Print the material from the line containing "Give me the" through the line containing "- macd-axis-tick: 4000: [902, 434, 921, 444]" verbatim, leaving out the pictures.
>> Start Given entries
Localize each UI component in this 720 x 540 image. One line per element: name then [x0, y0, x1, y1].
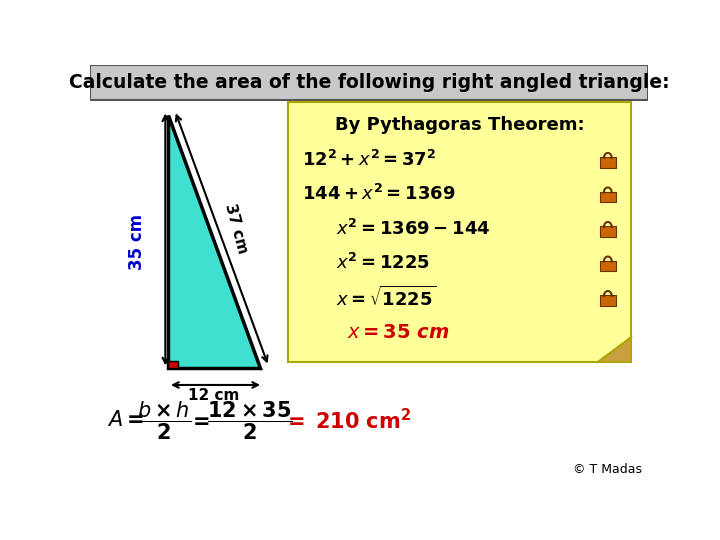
>> End Given entries
>> Start Given entries
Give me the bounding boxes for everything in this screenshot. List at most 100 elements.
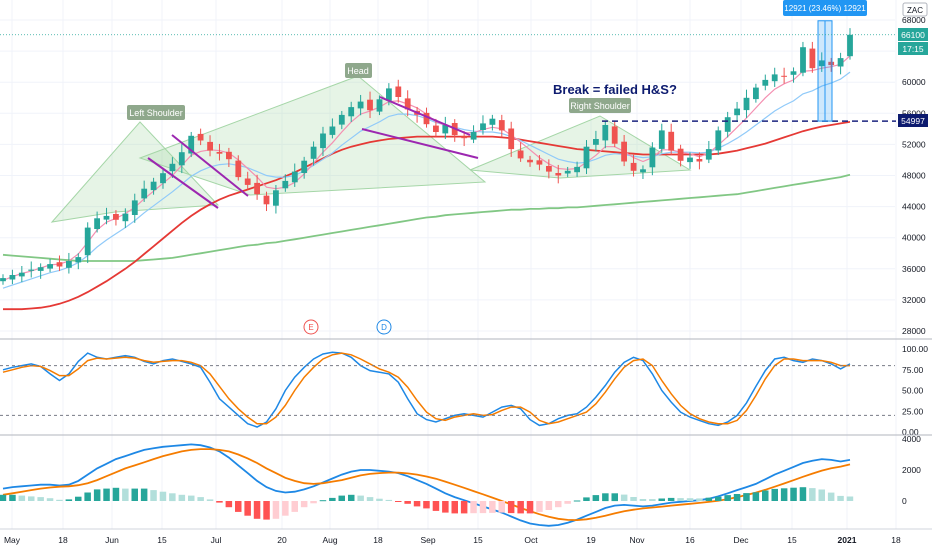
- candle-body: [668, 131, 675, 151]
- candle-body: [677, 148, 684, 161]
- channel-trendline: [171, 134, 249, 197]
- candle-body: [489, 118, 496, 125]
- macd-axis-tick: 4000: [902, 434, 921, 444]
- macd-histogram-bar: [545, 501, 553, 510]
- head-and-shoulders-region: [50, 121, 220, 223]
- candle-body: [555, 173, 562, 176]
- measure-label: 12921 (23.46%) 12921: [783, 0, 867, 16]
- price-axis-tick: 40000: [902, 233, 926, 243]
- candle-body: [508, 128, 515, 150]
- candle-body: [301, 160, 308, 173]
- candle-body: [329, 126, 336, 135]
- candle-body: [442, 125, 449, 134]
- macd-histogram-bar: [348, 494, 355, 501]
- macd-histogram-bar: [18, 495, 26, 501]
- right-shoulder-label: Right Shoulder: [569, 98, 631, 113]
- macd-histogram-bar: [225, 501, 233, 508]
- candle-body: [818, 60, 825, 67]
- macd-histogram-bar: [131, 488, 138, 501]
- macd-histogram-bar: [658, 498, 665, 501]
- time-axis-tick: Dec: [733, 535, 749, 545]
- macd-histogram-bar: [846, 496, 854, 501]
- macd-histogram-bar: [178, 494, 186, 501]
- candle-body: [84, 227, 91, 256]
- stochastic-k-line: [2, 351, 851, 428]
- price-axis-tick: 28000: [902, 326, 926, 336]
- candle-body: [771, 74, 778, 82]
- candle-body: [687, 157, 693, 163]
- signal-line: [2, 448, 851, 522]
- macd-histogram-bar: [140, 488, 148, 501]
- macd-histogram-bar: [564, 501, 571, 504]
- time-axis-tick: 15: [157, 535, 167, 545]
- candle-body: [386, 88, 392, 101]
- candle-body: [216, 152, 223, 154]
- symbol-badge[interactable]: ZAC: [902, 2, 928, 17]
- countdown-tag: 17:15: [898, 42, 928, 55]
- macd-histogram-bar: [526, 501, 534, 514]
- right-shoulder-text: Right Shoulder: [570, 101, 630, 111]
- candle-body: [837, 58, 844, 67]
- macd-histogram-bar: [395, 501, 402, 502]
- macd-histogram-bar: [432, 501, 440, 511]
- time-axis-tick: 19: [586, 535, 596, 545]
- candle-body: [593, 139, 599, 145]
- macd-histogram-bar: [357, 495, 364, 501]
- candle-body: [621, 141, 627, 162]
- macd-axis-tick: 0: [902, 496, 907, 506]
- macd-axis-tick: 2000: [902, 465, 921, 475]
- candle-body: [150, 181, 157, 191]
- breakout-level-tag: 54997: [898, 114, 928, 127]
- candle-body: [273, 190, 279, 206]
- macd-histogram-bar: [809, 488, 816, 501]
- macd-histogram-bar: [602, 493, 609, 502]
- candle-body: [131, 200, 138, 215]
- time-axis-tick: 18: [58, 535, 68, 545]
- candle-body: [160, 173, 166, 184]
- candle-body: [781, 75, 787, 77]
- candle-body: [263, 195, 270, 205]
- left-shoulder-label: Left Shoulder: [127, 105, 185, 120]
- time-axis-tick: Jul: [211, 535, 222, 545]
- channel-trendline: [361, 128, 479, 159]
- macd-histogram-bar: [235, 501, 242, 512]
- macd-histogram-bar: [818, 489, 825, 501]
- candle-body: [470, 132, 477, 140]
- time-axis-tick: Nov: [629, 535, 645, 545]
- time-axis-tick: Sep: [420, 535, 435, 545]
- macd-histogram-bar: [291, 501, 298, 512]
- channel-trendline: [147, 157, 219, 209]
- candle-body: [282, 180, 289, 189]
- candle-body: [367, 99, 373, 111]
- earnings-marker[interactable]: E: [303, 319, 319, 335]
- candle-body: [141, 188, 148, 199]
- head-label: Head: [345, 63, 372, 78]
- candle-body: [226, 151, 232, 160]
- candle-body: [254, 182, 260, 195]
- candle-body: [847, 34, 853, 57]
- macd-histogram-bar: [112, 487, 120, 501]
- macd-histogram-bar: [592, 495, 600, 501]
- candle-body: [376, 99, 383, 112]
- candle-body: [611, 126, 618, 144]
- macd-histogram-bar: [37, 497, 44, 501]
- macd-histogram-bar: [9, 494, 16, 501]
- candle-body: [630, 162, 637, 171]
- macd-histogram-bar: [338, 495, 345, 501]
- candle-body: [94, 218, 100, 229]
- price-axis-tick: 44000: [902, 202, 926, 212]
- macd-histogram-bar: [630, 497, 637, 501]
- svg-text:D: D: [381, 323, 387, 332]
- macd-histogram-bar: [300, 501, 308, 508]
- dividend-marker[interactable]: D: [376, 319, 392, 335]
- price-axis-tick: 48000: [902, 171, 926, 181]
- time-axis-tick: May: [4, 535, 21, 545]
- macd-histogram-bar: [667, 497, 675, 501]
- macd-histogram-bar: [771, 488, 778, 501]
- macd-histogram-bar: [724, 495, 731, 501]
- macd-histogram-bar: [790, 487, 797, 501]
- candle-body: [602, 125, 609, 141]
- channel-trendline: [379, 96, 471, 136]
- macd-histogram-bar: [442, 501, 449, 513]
>> End Given entries
>> Start Given entries
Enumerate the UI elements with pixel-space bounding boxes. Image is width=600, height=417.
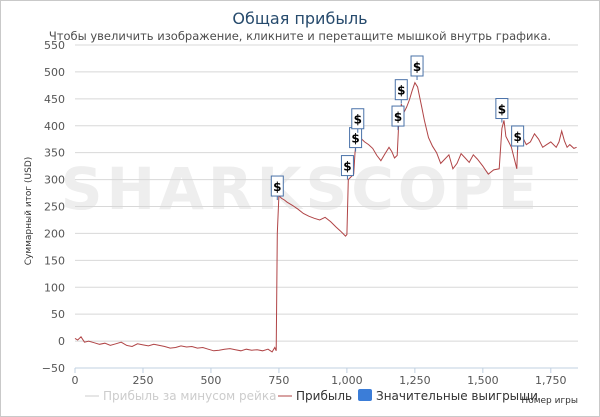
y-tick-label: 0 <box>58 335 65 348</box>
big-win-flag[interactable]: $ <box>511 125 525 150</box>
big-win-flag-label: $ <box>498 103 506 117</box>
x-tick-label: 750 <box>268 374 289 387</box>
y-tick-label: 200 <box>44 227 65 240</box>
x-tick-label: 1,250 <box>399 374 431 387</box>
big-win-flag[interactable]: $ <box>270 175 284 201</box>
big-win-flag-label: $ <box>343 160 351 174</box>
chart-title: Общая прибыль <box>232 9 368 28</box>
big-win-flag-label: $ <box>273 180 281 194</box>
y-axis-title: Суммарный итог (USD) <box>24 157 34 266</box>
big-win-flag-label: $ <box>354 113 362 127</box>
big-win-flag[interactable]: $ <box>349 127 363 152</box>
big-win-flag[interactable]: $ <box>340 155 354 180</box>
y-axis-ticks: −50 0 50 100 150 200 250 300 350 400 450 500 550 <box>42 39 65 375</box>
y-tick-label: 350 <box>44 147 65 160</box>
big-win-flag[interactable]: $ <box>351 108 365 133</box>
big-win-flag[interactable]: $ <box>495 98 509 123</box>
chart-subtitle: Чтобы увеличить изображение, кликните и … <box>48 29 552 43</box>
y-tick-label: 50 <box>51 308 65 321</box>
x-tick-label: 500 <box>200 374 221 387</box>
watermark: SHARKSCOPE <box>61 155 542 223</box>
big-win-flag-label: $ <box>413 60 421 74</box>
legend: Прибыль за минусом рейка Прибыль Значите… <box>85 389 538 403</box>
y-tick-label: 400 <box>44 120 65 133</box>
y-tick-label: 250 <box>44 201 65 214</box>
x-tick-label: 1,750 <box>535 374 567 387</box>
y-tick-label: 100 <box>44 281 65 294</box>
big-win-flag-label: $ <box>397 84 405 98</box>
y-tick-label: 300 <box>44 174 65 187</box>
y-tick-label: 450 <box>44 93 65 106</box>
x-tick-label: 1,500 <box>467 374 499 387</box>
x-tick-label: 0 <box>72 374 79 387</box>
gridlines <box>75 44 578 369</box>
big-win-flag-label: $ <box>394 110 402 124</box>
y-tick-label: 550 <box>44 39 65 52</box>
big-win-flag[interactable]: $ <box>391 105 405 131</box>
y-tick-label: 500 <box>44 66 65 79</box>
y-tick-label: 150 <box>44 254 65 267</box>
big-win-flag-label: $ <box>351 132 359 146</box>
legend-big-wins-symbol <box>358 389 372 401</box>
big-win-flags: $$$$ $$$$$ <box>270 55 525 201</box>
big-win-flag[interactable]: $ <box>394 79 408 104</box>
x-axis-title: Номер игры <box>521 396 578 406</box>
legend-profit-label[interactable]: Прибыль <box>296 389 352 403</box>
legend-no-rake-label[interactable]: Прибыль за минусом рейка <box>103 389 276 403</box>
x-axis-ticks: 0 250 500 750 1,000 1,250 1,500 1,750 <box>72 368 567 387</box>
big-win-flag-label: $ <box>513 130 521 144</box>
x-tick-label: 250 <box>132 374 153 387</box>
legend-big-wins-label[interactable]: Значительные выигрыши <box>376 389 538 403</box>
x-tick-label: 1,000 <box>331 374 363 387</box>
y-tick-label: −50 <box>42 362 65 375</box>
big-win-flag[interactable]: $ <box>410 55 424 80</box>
>> End Given entries
Output of the task:
Give me the bounding boxes for everything in this screenshot. List at most 100 elements.
- candle-body: [668, 131, 675, 151]
- candle-body: [677, 148, 684, 161]
- channel-trendline: [171, 134, 249, 197]
- candle-body: [489, 118, 496, 125]
- macd-axis-tick: 4000: [902, 434, 921, 444]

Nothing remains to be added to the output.